# Provided information
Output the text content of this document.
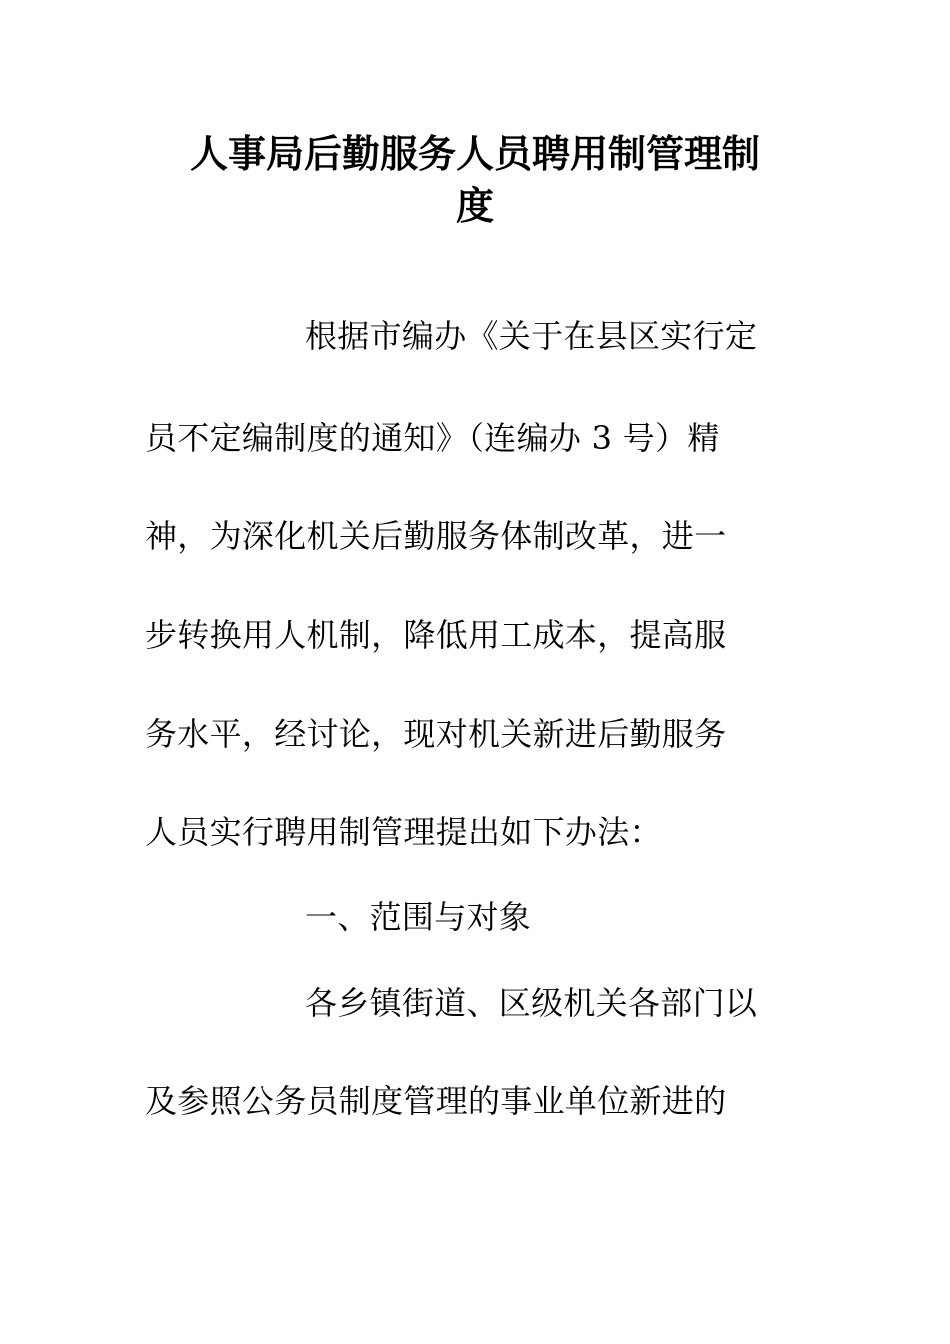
人事局后勤服务人员聘用制管理制
度
根据市编办《关于在县区实行定
员不定编制度的通知》（连编办 3 号）精
神，为深化机关后勤服务体制改革，进一
步转换用人机制，降低用工成本，提高服
务水平，经讨论，现对机关新进后勤服务
人员实行聘用制管理提出如下办法：
一、范围与对象
各乡镇街道、区级机关各部门以
及参照公务员制度管理的事业单位新进的
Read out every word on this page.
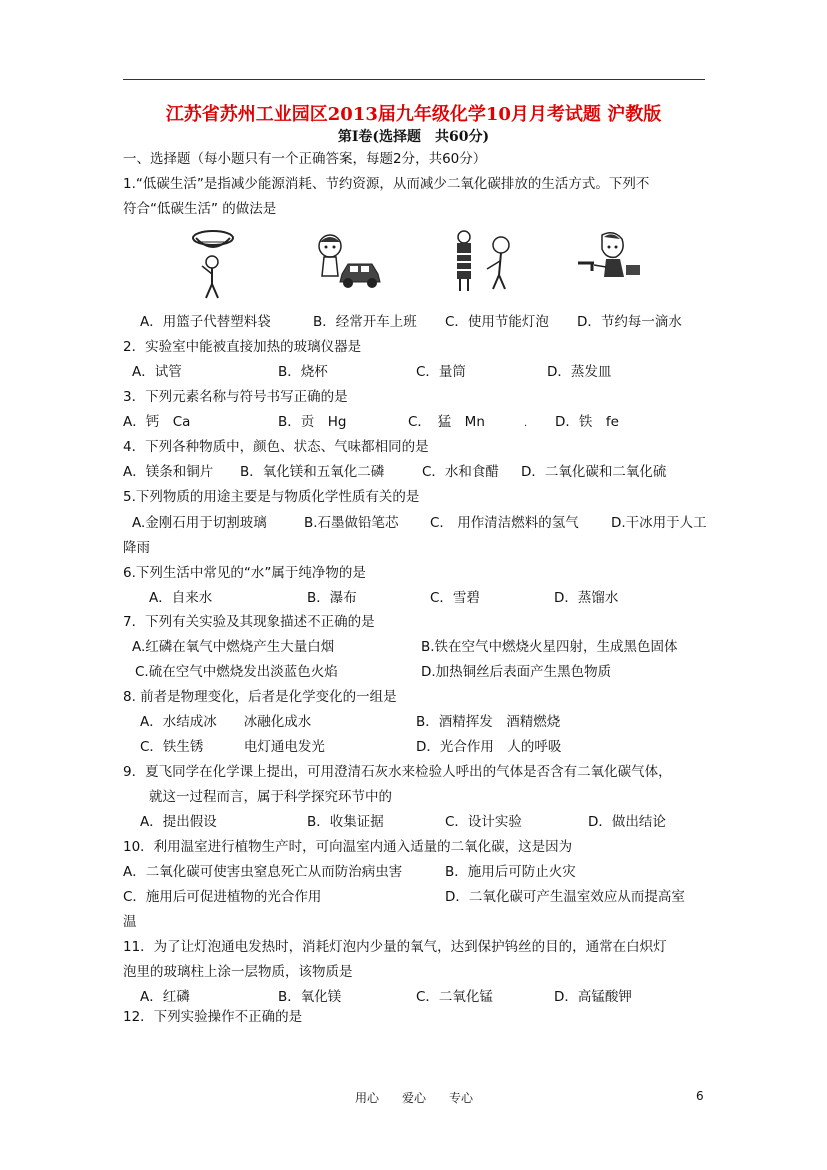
江苏省苏州工业园区2013届九年级化学10月月考试题 沪教版
第Ⅰ卷(选择题　共60分)
一、选择题（每小题只有一个正确答案，每题2分，共60分）
1.“低碳生活”是指减少能源消耗、节约资源，从而减少二氧化碳排放的生活方式。下列不
符合“低碳生活” 的做法是
A．用篮子代替塑料袋	B．经常开车上班 C．使用节能灯泡 D．节约每一滴水
2．实验室中能被直接加热的玻璃仪器是
A．试管	B．烧杯	C．量筒	D．蒸发皿
3．下列元素名称与符号书写正确的是
A．钙　Ca	B．贡　Hg	C．　猛　Mn	. D．铁　fe
4．下列各种物质中，颜色、状态、气味都相同的是
A．镁条和铜片 B．氧化镁和五氧化二磷	C．水和食醋 D．二氧化碳和二氧化硫
5.下列物质的用途主要是与物质化学性质有关的是
A.金刚石用于切割玻璃	B.石墨做铅笔芯 C.　用作清洁燃料的氢气 D.干冰用于人工
降雨
6.下列生活中常见的“水”属于纯净物的是
A．自来水	B．瀑布	C．雪碧	D．蒸馏水
7．下列有关实验及其现象描述不正确的是
A.红磷在氧气中燃烧产生大量白烟	B.铁在空气中燃烧火星四射，生成黑色固体
C.硫在空气中燃烧发出淡蓝色火焰	D.加热铜丝后表面产生黑色物质
8. 前者是物理变化，后者是化学变化的一组是
A．水结成冰　　冰融化成水	B．酒精挥发　酒精燃烧
C．铁生锈　　　电灯通电发光	D．光合作用　人的呼吸
9．夏飞同学在化学课上提出，可用澄清石灰水来检验人呼出的气体是否含有二氧化碳气体，
就这一过程而言，属于科学探究环节中的
A．提出假设	B．收集证据	C．设计实验	D．做出结论
10．利用温室进行植物生产时，可向温室内通入适量的二氧化碳，这是因为
A．二氧化碳可使害虫窒息死亡从而防治病虫害	B．施用后可防止火灾
C．施用后可促进植物的光合作用	D．二氧化碳可产生温室效应从而提高室
温
11．为了让灯泡通电发热时，消耗灯泡内少量的氧气，达到保护钨丝的目的，通常在白炽灯
泡里的玻璃柱上涂一层物质，该物质是
A．红磷	B．氧化镁	C．二氧化锰	D．高锰酸钾
12．下列实验操作不正确的是
用心 爱心 专心	6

# Exercise goal
Take the line that contains "Read out every word on this page." as the first and the last line of the records as the end, and please quote those lines exactly, pictures omitted.

# Solved exercise
Read out every word on this page.
江苏省苏州工业园区2013届九年级化学10月月考试题 沪教版
第Ⅰ卷(选择题　共60分)
一、选择题（每小题只有一个正确答案，每题2分，共60分）
1.“低碳生活”是指减少能源消耗、节约资源，从而减少二氧化碳排放的生活方式。下列不
符合“低碳生活” 的做法是
A．用篮子代替塑料袋	B．经常开车上班 C．使用节能灯泡 D．节约每一滴水
2．实验室中能被直接加热的玻璃仪器是
A．试管	B．烧杯	C．量筒	D．蒸发皿
3．下列元素名称与符号书写正确的是
A．钙　Ca	B．贡　Hg	C．　猛　Mn	. D．铁　fe
4．下列各种物质中，颜色、状态、气味都相同的是
A．镁条和铜片 B．氧化镁和五氧化二磷	C．水和食醋 D．二氧化碳和二氧化硫
5.下列物质的用途主要是与物质化学性质有关的是
A.金刚石用于切割玻璃	B.石墨做铅笔芯 C.　用作清洁燃料的氢气 D.干冰用于人工
降雨
6.下列生活中常见的“水”属于纯净物的是
A．自来水	B．瀑布	C．雪碧	D．蒸馏水
7．下列有关实验及其现象描述不正确的是
A.红磷在氧气中燃烧产生大量白烟	B.铁在空气中燃烧火星四射，生成黑色固体
C.硫在空气中燃烧发出淡蓝色火焰	D.加热铜丝后表面产生黑色物质
8. 前者是物理变化，后者是化学变化的一组是
A．水结成冰　　冰融化成水	B．酒精挥发　酒精燃烧
C．铁生锈　　　电灯通电发光	D．光合作用　人的呼吸
9．夏飞同学在化学课上提出，可用澄清石灰水来检验人呼出的气体是否含有二氧化碳气体，
就这一过程而言，属于科学探究环节中的
A．提出假设	B．收集证据	C．设计实验	D．做出结论
10．利用温室进行植物生产时，可向温室内通入适量的二氧化碳，这是因为
A．二氧化碳可使害虫窒息死亡从而防治病虫害	B．施用后可防止火灾
C．施用后可促进植物的光合作用	D．二氧化碳可产生温室效应从而提高室
温
11．为了让灯泡通电发热时，消耗灯泡内少量的氧气，达到保护钨丝的目的，通常在白炽灯
泡里的玻璃柱上涂一层物质，该物质是
A．红磷	B．氧化镁	C．二氧化锰	D．高锰酸钾
12．下列实验操作不正确的是
用心 爱心 专心	6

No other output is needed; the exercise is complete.